— BEGIN —

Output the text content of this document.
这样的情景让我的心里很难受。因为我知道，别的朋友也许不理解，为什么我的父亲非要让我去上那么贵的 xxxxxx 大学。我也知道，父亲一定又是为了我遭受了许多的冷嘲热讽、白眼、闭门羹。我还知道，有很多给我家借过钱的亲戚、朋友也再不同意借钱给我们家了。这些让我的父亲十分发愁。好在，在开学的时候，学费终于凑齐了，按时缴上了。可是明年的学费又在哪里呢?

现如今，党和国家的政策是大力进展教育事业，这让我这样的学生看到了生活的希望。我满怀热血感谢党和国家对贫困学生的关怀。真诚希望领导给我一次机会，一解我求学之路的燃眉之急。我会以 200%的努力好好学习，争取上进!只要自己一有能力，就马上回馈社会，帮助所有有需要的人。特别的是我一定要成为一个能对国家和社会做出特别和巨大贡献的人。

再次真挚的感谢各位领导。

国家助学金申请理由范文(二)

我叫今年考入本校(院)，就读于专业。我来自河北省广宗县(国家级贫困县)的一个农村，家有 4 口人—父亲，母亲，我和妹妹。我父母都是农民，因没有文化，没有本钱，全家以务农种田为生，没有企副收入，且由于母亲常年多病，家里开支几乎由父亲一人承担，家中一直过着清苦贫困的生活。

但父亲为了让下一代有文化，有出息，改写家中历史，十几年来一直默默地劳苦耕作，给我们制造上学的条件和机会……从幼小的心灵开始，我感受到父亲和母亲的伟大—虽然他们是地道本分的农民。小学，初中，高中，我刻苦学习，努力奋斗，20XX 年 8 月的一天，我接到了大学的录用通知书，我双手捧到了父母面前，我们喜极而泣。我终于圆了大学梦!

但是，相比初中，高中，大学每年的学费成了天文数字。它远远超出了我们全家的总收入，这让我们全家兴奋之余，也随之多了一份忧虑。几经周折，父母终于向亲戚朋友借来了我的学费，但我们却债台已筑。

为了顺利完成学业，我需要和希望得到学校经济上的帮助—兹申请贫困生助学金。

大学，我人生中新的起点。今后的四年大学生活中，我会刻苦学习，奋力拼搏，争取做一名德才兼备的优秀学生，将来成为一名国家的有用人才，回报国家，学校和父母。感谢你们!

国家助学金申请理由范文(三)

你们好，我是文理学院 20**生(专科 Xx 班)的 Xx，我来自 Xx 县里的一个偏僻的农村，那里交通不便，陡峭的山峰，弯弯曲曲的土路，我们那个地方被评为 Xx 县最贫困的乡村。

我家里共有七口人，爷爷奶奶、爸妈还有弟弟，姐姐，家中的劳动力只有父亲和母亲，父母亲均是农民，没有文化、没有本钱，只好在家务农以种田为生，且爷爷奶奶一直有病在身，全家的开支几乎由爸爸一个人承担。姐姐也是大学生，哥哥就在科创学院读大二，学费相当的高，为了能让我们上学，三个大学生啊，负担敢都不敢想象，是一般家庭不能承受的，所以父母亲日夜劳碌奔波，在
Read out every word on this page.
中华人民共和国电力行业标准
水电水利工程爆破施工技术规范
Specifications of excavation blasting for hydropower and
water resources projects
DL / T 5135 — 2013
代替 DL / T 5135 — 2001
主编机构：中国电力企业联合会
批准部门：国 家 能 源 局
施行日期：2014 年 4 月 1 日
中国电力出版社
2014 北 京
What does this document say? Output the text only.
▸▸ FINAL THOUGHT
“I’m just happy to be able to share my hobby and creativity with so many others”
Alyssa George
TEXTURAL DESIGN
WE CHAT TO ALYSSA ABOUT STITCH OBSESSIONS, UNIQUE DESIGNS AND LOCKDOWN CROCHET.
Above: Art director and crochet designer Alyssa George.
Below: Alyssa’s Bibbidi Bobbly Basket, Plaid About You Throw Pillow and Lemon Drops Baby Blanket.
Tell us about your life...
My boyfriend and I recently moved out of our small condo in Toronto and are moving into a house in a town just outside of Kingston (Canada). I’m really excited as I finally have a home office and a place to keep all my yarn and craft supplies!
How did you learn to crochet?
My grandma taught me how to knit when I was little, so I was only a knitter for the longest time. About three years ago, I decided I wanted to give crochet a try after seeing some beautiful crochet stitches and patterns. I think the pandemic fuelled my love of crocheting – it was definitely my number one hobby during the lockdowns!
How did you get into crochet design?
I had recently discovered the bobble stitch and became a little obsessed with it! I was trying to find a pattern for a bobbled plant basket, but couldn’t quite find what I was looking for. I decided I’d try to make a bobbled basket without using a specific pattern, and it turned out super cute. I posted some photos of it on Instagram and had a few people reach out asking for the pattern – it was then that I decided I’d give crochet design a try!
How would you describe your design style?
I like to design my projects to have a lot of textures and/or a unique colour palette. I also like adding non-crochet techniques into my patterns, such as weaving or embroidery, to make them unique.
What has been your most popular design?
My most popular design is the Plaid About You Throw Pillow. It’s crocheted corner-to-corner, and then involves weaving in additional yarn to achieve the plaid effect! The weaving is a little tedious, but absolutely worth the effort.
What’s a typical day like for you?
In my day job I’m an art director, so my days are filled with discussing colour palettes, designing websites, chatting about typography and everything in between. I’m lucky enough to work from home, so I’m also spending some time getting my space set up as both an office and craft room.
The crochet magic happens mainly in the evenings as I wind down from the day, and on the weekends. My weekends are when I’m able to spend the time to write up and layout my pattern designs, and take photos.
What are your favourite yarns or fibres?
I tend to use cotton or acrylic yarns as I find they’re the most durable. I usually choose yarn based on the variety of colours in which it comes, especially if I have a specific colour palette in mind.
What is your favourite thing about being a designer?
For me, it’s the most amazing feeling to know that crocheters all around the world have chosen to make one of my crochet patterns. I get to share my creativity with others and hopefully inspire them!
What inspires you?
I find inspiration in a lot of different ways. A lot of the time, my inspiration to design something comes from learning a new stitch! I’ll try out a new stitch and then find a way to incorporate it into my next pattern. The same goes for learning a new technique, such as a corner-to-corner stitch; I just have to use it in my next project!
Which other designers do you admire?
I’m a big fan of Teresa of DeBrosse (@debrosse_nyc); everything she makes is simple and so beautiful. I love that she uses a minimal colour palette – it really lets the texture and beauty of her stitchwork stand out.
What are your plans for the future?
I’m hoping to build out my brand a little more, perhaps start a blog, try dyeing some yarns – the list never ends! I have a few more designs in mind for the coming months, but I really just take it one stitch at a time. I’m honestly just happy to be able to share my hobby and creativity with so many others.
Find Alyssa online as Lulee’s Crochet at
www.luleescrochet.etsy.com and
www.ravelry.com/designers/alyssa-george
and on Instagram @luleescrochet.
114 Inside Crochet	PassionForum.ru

— END —

**TASK GOAL**
Write out the material exactly as given.

**RESULT FOR THIS EXERCISE**
Output the text content of this document.
这样的情景让我的心里很难受。因为我知道，别的朋友也许不理解，为什么我的父亲非要让我去上那么贵的 xxxxxx 大学。我也知道，父亲一定又是为了我遭受了许多的冷嘲热讽、白眼、闭门羹。我还知道，有很多给我家借过钱的亲戚、朋友也再不同意借钱给我们家了。这些让我的父亲十分发愁。好在，在开学的时候，学费终于凑齐了，按时缴上了。可是明年的学费又在哪里呢?

现如今，党和国家的政策是大力进展教育事业，这让我这样的学生看到了生活的希望。我满怀热血感谢党和国家对贫困学生的关怀。真诚希望领导给我一次机会，一解我求学之路的燃眉之急。我会以 200%的努力好好学习，争取上进!只要自己一有能力，就马上回馈社会，帮助所有有需要的人。特别的是我一定要成为一个能对国家和社会做出特别和巨大贡献的人。

再次真挚的感谢各位领导。

国家助学金申请理由范文(二)

我叫今年考入本校(院)，就读于专业。我来自河北省广宗县(国家级贫困县)的一个农村，家有 4 口人—父亲，母亲，我和妹妹。我父母都是农民，因没有文化，没有本钱，全家以务农种田为生，没有企副收入，且由于母亲常年多病，家里开支几乎由父亲一人承担，家中一直过着清苦贫困的生活。

但父亲为了让下一代有文化，有出息，改写家中历史，十几年来一直默默地劳苦耕作，给我们制造上学的条件和机会……从幼小的心灵开始，我感受到父亲和母亲的伟大—虽然他们是地道本分的农民。小学，初中，高中，我刻苦学习，努力奋斗，20XX 年 8 月的一天，我接到了大学的录用通知书，我双手捧到了父母面前，我们喜极而泣。我终于圆了大学梦!

但是，相比初中，高中，大学每年的学费成了天文数字。它远远超出了我们全家的总收入，这让我们全家兴奋之余，也随之多了一份忧虑。几经周折，父母终于向亲戚朋友借来了我的学费，但我们却债台已筑。

为了顺利完成学业，我需要和希望得到学校经济上的帮助—兹申请贫困生助学金。

大学，我人生中新的起点。今后的四年大学生活中，我会刻苦学习，奋力拼搏，争取做一名德才兼备的优秀学生，将来成为一名国家的有用人才，回报国家，学校和父母。感谢你们!

国家助学金申请理由范文(三)

你们好，我是文理学院 20**生(专科 Xx 班)的 Xx，我来自 Xx 县里的一个偏僻的农村，那里交通不便，陡峭的山峰，弯弯曲曲的土路，我们那个地方被评为 Xx 县最贫困的乡村。

我家里共有七口人，爷爷奶奶、爸妈还有弟弟，姐姐，家中的劳动力只有父亲和母亲，父母亲均是农民，没有文化、没有本钱，只好在家务农以种田为生，且爷爷奶奶一直有病在身，全家的开支几乎由爸爸一个人承担。姐姐也是大学生，哥哥就在科创学院读大二，学费相当的高，为了能让我们上学，三个大学生啊，负担敢都不敢想象，是一般家庭不能承受的，所以父母亲日夜劳碌奔波，在
Read out every word on this page.
中华人民共和国电力行业标准
水电水利工程爆破施工技术规范
Specifications of excavation blasting for hydropower and
water resources projects
DL / T 5135 — 2013
代替 DL / T 5135 — 2001
主编机构：中国电力企业联合会
批准部门：国 家 能 源 局
施行日期：2014 年 4 月 1 日
中国电力出版社
2014 北 京
What does this document say? Output the text only.
▸▸ FINAL THOUGHT
“I’m just happy to be able to share my hobby and creativity with so many others”
Alyssa George
TEXTURAL DESIGN
WE CHAT TO ALYSSA ABOUT STITCH OBSESSIONS, UNIQUE DESIGNS AND LOCKDOWN CROCHET.
Above: Art director and crochet designer Alyssa George.
Below: Alyssa’s Bibbidi Bobbly Basket, Plaid About You Throw Pillow and Lemon Drops Baby Blanket.
Tell us about your life...
My boyfriend and I recently moved out of our small condo in Toronto and are moving into a house in a town just outside of Kingston (Canada). I’m really excited as I finally have a home office and a place to keep all my yarn and craft supplies!
How did you learn to crochet?
My grandma taught me how to knit when I was little, so I was only a knitter for the longest time. About three years ago, I decided I wanted to give crochet a try after seeing some beautiful crochet stitches and patterns. I think the pandemic fuelled my love of crocheting – it was definitely my number one hobby during the lockdowns!
How did you get into crochet design?
I had recently discovered the bobble stitch and became a little obsessed with it! I was trying to find a pattern for a bobbled plant basket, but couldn’t quite find what I was looking for. I decided I’d try to make a bobbled basket without using a specific pattern, and it turned out super cute. I posted some photos of it on Instagram and had a few people reach out asking for the pattern – it was then that I decided I’d give crochet design a try!
How would you describe your design style?
I like to design my projects to have a lot of textures and/or a unique colour palette. I also like adding non-crochet techniques into my patterns, such as weaving or embroidery, to make them unique.
What has been your most popular design?
My most popular design is the Plaid About You Throw Pillow. It’s crocheted corner-to-corner, and then involves weaving in additional yarn to achieve the plaid effect! The weaving is a little tedious, but absolutely worth the effort.
What’s a typical day like for you?
In my day job I’m an art director, so my days are filled with discussing colour palettes, designing websites, chatting about typography and everything in between. I’m lucky enough to work from home, so I’m also spending some time getting my space set up as both an office and craft room.
The crochet magic happens mainly in the evenings as I wind down from the day, and on the weekends. My weekends are when I’m able to spend the time to write up and layout my pattern designs, and take photos.
What are your favourite yarns or fibres?
I tend to use cotton or acrylic yarns as I find they’re the most durable. I usually choose yarn based on the variety of colours in which it comes, especially if I have a specific colour palette in mind.
What is your favourite thing about being a designer?
For me, it’s the most amazing feeling to know that crocheters all around the world have chosen to make one of my crochet patterns. I get to share my creativity with others and hopefully inspire them!
What inspires you?
I find inspiration in a lot of different ways. A lot of the time, my inspiration to design something comes from learning a new stitch! I’ll try out a new stitch and then find a way to incorporate it into my next pattern. The same goes for learning a new technique, such as a corner-to-corner stitch; I just have to use it in my next project!
Which other designers do you admire?
I’m a big fan of Teresa of DeBrosse (@debrosse_nyc); everything she makes is simple and so beautiful. I love that she uses a minimal colour palette – it really lets the texture and beauty of her stitchwork stand out.
What are your plans for the future?
I’m hoping to build out my brand a little more, perhaps start a blog, try dyeing some yarns – the list never ends! I have a few more designs in mind for the coming months, but I really just take it one stitch at a time. I’m honestly just happy to be able to share my hobby and creativity with so many others.
Find Alyssa online as Lulee’s Crochet at
www.luleescrochet.etsy.com and
www.ravelry.com/designers/alyssa-george
and on Instagram @luleescrochet.
114 Inside Crochet	PassionForum.ru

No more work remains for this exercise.